--- Start SOURCE RECORDS ---

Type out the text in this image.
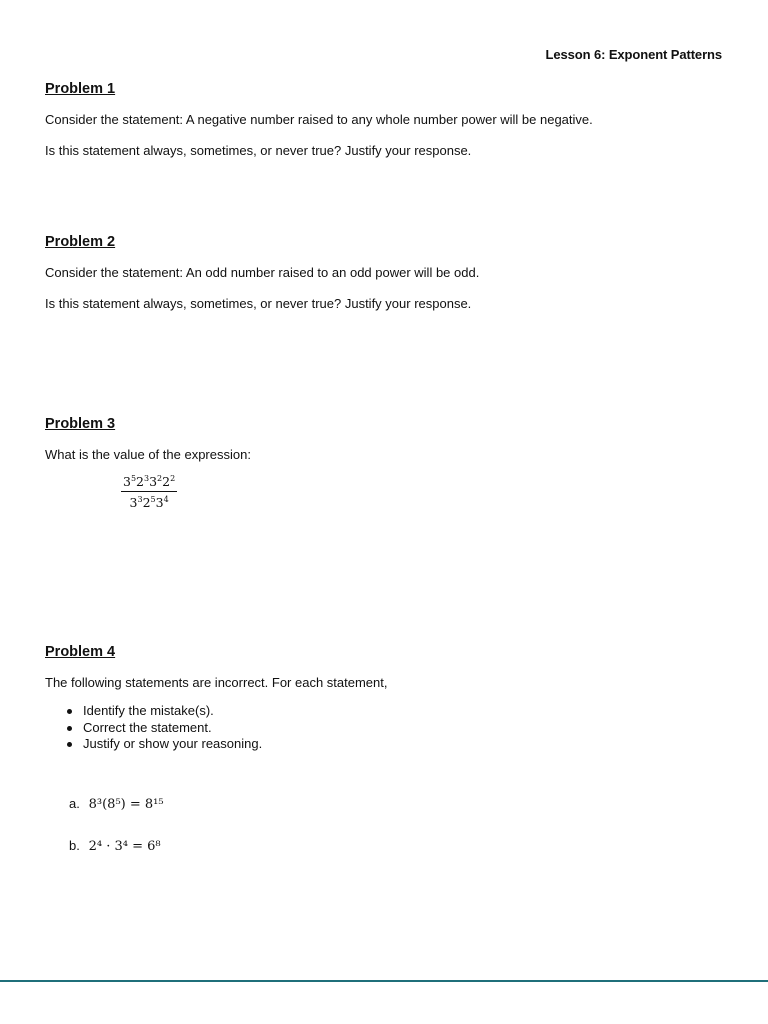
Lesson 6: Exponent Patterns
Problem 1

Consider the statement: A negative number raised to any whole number power will be negative.

Is this statement always, sometimes, or never true? Justify your response.

Problem 2

Consider the statement: An odd number raised to an odd power will be odd.

Is this statement always, sometimes, or never true? Justify your response.

Problem 3

What is the value of the expression:

$3^52^33^22^2$
$3^32^53^4$
Problem 4

The following statements are incorrect. For each statement,

Identify the mistake(s).
Correct the statement.
Justify or show your reasoning.
a. 8³(8⁵) = 8¹⁵
b. 2⁴ · 3⁴ = 6⁸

--- End SOURCE RECORDS ---

__THE TASK__.
Tally how many lines of the material contain the word "Consider". The answer must be the number and nothing else.

__WRITTEN ANSWER__.
2